Transcribe the listing verbatim. Do not carry over any pictures.

** begin Working data **

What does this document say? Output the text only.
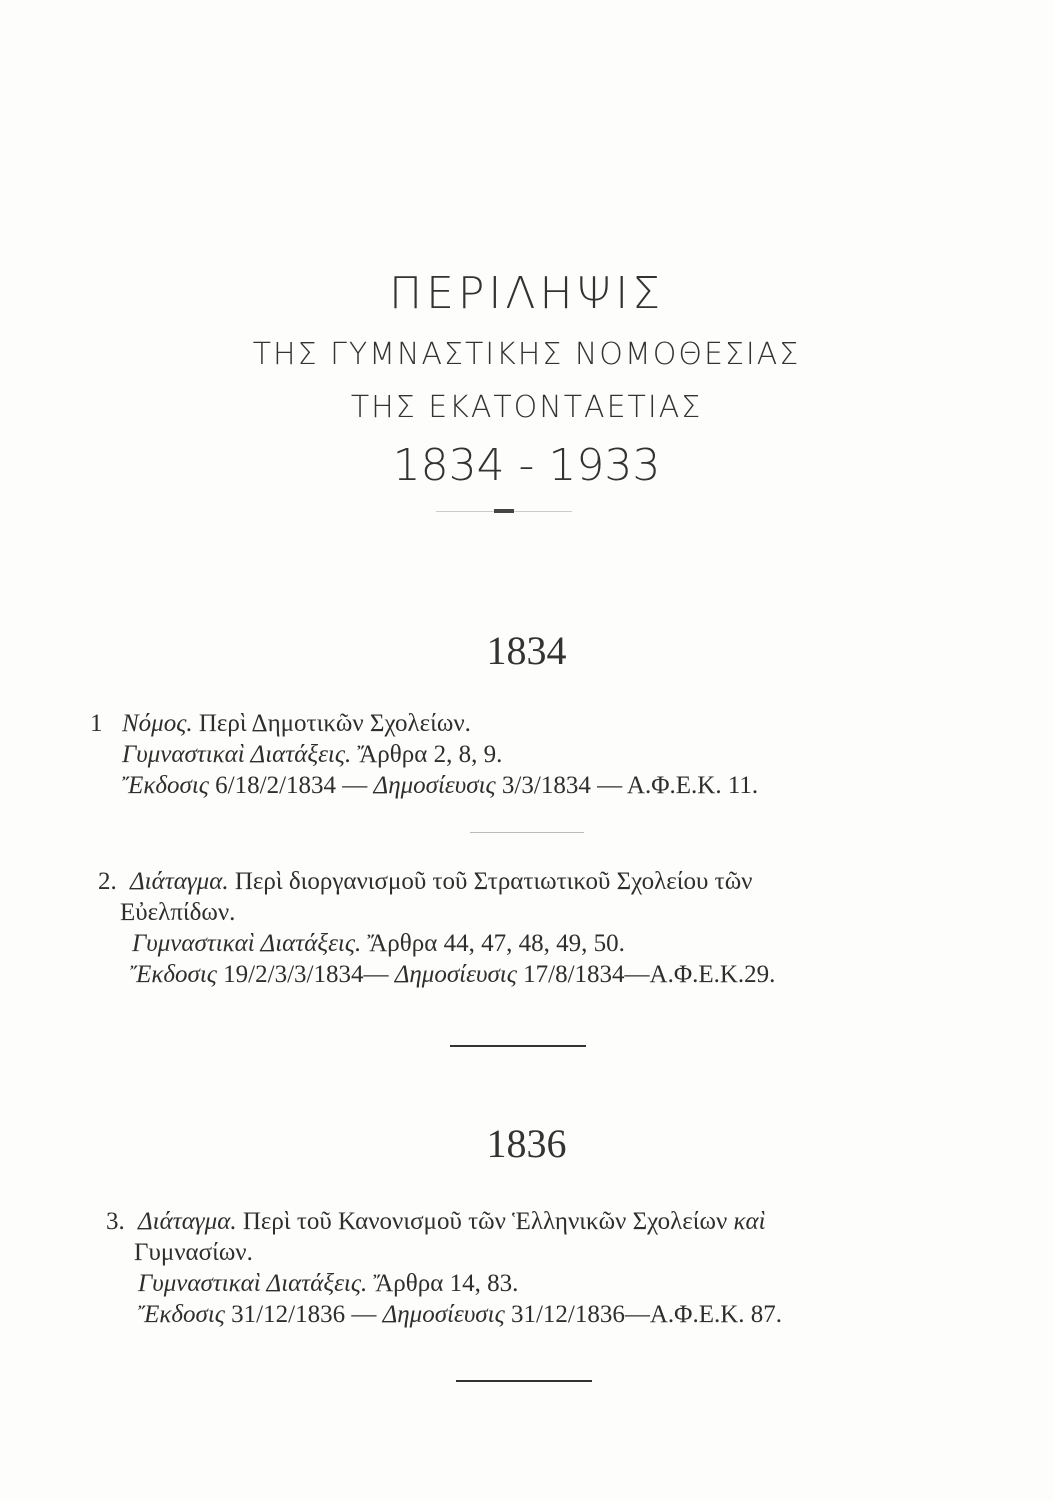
ΠΕΡΙΛΗΨΙΣ
ΤΗΣ ΓΥΜΝΑΣΤΙΚΗΣ ΝΟΜΟΘΕΣΙΑΣ
ΤΗΣ ΕΚΑΤΟΝΤΑΕΤΙΑΣ
1834 - 1933
1834
1 Νόμος. Περὶ Δημοτικῶν Σχολείων.
Γυμναστικαὶ Διατάξεις. Ἄρθρα 2, 8, 9.
Ἔκδοσις 6/18/2/1834 — Δημοσίευσις 3/3/1834 — Α.Φ.Ε.Κ. 11.
2. Διάταγμα. Περὶ διοργανισμοῦ τοῦ Στρατιωτικοῦ Σχολείου τῶν
Εὐελπίδων.
Γυμναστικαὶ Διατάξεις. Ἄρθρα 44, 47, 48, 49, 50.
Ἔκδοσις 19/2/3/3/1834— Δημοσίευσις 17/8/1834—Α.Φ.Ε.Κ.29.
1836
3. Διάταγμα. Περὶ τοῦ Κανονισμοῦ τῶν Ἑλληνικῶν Σχολείων καὶ
Γυμνασίων.
Γυμναστικαὶ Διατάξεις. Ἄρθρα 14, 83.
Ἔκδοσις 31/12/1836 — Δημοσίευσις 31/12/1836—Α.Φ.Ε.Κ. 87.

** end Working data **

**Result for this task**
What does this document say? Output the text only.
ΠΕΡΙΛΗΨΙΣ
ΤΗΣ ΓΥΜΝΑΣΤΙΚΗΣ ΝΟΜΟΘΕΣΙΑΣ
ΤΗΣ ΕΚΑΤΟΝΤΑΕΤΙΑΣ
1834 - 1933
1834
1 Νόμος. Περὶ Δημοτικῶν Σχολείων.
Γυμναστικαὶ Διατάξεις. Ἄρθρα 2, 8, 9.
Ἔκδοσις 6/18/2/1834 — Δημοσίευσις 3/3/1834 — Α.Φ.Ε.Κ. 11.
2. Διάταγμα. Περὶ διοργανισμοῦ τοῦ Στρατιωτικοῦ Σχολείου τῶν
Εὐελπίδων.
Γυμναστικαὶ Διατάξεις. Ἄρθρα 44, 47, 48, 49, 50.
Ἔκδοσις 19/2/3/3/1834— Δημοσίευσις 17/8/1834—Α.Φ.Ε.Κ.29.
1836
3. Διάταγμα. Περὶ τοῦ Κανονισμοῦ τῶν Ἑλληνικῶν Σχολείων καὶ
Γυμνασίων.
Γυμναστικαὶ Διατάξεις. Ἄρθρα 14, 83.
Ἔκδοσις 31/12/1836 — Δημοσίευσις 31/12/1836—Α.Φ.Ε.Κ. 87.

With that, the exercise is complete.